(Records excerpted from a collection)
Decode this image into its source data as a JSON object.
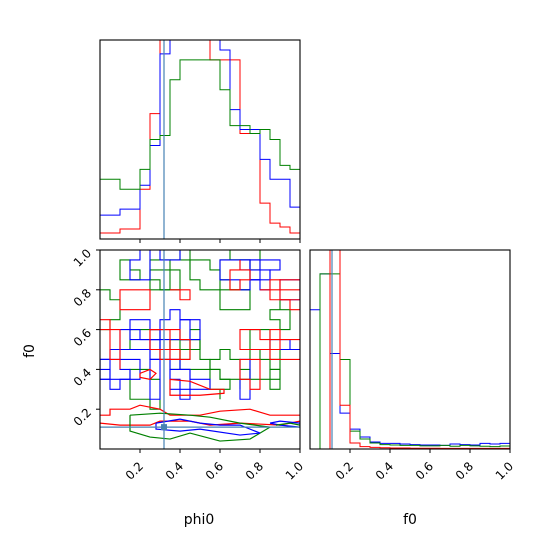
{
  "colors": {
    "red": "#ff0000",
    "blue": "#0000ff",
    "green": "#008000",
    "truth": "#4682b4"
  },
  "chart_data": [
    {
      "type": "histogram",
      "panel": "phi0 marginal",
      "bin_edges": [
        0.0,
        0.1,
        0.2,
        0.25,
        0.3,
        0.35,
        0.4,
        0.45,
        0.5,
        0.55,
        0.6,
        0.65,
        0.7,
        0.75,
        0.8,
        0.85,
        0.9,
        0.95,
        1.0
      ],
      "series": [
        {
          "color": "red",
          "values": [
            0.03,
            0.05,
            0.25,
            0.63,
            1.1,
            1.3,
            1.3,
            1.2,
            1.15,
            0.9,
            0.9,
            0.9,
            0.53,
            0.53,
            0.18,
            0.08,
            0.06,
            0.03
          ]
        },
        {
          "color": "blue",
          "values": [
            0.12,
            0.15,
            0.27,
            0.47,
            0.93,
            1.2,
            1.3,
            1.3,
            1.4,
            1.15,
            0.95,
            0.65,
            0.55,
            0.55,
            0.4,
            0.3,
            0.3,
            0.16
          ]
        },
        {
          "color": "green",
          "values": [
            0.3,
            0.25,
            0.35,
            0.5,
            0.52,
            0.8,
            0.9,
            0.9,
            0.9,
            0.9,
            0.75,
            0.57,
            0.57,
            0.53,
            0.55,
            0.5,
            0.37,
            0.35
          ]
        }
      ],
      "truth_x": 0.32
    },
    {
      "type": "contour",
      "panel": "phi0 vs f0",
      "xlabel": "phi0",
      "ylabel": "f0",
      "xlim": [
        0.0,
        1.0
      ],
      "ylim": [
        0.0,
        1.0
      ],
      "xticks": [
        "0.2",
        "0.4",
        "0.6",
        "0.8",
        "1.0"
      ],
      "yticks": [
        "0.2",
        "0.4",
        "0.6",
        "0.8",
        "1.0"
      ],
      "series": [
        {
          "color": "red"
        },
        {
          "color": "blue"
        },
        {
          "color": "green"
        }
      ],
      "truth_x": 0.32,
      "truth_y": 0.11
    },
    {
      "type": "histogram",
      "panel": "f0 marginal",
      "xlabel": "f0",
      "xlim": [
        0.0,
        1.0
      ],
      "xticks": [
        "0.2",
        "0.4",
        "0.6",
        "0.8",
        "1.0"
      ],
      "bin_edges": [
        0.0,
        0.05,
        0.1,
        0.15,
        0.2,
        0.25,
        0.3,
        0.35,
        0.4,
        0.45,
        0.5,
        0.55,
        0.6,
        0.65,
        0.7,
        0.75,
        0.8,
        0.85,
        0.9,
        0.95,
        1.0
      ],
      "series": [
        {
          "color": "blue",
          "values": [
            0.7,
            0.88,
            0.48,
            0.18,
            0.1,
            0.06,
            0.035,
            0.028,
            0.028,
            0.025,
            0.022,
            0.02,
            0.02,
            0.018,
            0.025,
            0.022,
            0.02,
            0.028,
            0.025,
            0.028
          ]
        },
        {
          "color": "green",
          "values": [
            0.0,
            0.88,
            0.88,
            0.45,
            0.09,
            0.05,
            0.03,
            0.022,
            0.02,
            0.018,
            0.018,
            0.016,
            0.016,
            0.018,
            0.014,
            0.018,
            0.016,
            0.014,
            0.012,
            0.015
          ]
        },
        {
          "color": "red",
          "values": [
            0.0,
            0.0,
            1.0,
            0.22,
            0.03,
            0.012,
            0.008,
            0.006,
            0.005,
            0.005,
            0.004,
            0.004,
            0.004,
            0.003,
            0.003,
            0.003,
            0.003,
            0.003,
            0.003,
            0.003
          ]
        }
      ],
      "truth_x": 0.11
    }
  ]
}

==

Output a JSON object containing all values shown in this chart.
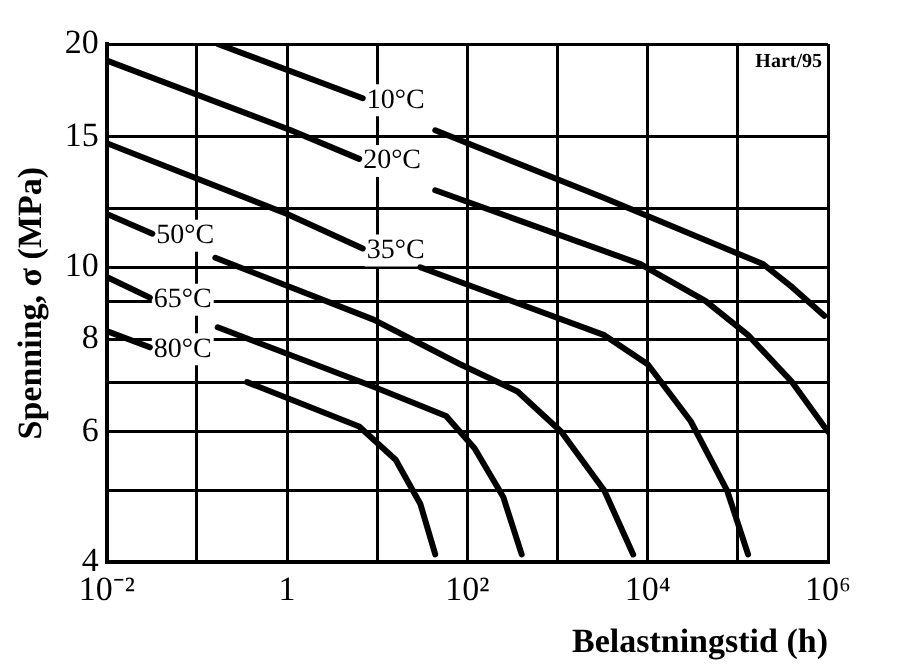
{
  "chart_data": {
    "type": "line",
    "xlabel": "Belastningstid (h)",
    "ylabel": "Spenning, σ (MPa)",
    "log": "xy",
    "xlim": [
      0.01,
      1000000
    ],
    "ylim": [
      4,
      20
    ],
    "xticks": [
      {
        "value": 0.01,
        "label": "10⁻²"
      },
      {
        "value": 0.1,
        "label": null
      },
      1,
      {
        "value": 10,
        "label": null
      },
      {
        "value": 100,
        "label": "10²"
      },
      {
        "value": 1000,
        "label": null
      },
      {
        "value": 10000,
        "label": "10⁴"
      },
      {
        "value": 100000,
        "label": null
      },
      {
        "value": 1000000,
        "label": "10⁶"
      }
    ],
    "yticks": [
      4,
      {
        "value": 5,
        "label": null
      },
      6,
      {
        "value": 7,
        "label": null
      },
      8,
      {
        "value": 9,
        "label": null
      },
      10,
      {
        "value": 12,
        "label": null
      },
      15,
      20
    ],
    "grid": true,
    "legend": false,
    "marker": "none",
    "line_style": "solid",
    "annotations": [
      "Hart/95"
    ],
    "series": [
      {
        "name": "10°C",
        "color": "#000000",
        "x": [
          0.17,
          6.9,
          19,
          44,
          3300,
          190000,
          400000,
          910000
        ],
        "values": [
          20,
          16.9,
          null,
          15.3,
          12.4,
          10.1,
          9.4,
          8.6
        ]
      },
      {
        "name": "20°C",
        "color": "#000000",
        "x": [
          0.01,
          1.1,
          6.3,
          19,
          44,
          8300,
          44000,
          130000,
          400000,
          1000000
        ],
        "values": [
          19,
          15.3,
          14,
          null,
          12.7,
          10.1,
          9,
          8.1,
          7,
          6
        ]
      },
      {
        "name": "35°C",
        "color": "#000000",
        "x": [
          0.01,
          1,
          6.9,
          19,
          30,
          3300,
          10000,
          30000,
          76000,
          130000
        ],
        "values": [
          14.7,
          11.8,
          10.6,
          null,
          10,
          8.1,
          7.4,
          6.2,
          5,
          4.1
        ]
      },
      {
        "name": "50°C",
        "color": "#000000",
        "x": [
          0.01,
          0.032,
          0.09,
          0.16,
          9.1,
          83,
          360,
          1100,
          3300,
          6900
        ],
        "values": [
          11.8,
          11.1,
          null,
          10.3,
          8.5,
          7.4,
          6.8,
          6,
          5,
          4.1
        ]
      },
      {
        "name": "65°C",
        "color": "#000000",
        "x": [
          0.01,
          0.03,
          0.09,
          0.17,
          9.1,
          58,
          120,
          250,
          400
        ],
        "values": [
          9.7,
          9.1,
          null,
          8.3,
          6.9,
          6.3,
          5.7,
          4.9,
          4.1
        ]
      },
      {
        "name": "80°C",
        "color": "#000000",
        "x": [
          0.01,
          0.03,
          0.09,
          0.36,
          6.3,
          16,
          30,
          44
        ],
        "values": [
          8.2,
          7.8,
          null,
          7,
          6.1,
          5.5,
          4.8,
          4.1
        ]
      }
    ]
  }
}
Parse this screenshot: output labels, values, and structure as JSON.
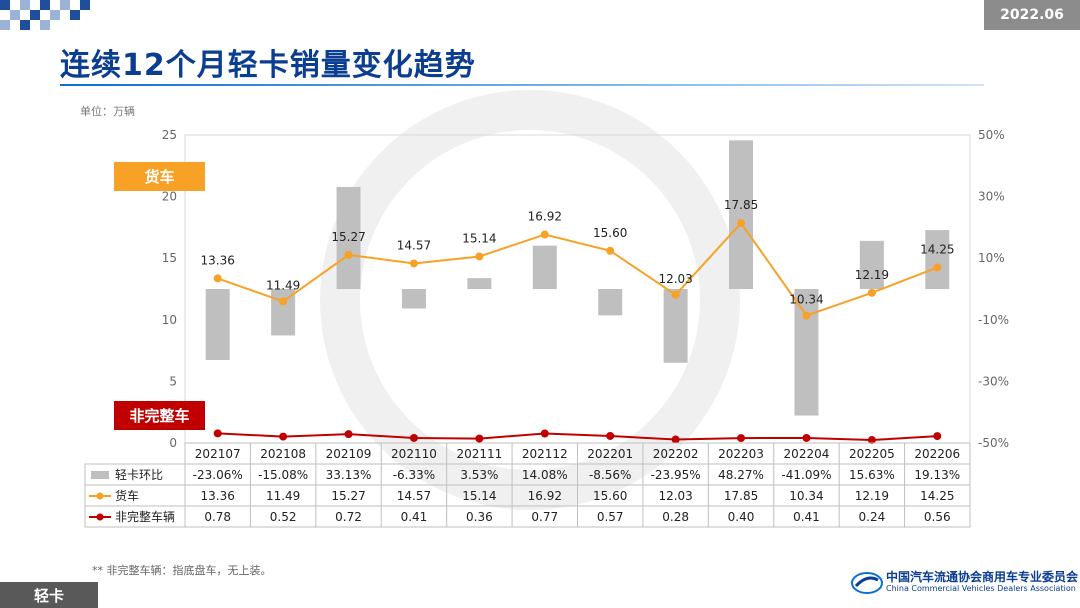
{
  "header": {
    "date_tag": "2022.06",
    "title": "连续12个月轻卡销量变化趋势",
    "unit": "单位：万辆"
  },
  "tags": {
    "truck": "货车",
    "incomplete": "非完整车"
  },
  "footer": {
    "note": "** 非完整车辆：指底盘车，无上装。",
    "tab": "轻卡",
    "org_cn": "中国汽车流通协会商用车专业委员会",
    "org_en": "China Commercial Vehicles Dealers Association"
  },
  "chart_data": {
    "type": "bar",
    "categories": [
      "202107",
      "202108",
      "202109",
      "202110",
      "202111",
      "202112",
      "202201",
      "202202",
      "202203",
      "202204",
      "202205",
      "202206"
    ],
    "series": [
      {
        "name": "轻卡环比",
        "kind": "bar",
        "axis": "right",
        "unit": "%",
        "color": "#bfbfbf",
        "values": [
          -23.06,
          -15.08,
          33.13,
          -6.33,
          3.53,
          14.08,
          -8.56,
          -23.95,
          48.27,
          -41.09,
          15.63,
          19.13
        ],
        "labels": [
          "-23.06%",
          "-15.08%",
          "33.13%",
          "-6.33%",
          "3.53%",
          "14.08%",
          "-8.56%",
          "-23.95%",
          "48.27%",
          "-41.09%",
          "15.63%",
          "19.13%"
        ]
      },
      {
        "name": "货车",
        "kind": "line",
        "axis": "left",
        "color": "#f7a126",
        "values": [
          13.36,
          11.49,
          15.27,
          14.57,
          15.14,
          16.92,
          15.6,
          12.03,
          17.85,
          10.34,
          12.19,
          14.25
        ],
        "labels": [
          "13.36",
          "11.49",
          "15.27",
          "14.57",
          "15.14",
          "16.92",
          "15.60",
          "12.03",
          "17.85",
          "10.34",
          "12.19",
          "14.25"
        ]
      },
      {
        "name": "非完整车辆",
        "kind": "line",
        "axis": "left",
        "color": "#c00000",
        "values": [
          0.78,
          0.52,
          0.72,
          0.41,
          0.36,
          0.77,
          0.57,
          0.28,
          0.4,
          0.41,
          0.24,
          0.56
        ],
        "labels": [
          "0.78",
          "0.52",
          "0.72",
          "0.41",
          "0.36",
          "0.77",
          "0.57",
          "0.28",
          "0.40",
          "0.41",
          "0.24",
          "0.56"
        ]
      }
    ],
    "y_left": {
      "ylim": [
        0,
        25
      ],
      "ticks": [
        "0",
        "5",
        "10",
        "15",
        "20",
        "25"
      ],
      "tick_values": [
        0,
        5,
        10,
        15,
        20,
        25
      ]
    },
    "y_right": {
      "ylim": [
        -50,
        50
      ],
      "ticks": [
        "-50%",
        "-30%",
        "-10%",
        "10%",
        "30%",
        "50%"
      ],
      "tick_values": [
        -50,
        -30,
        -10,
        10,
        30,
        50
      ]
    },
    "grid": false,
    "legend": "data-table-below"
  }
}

#### WORK TO BE COMPLETED
Copy every line above that holds the word "JSON".

#### CORRECT ANSWER
Decode this image into its source data as a JSON object.
Output a JSON object containing all values shown in this chart.
Parse this screenshot: output labels, values, and structure as JSON.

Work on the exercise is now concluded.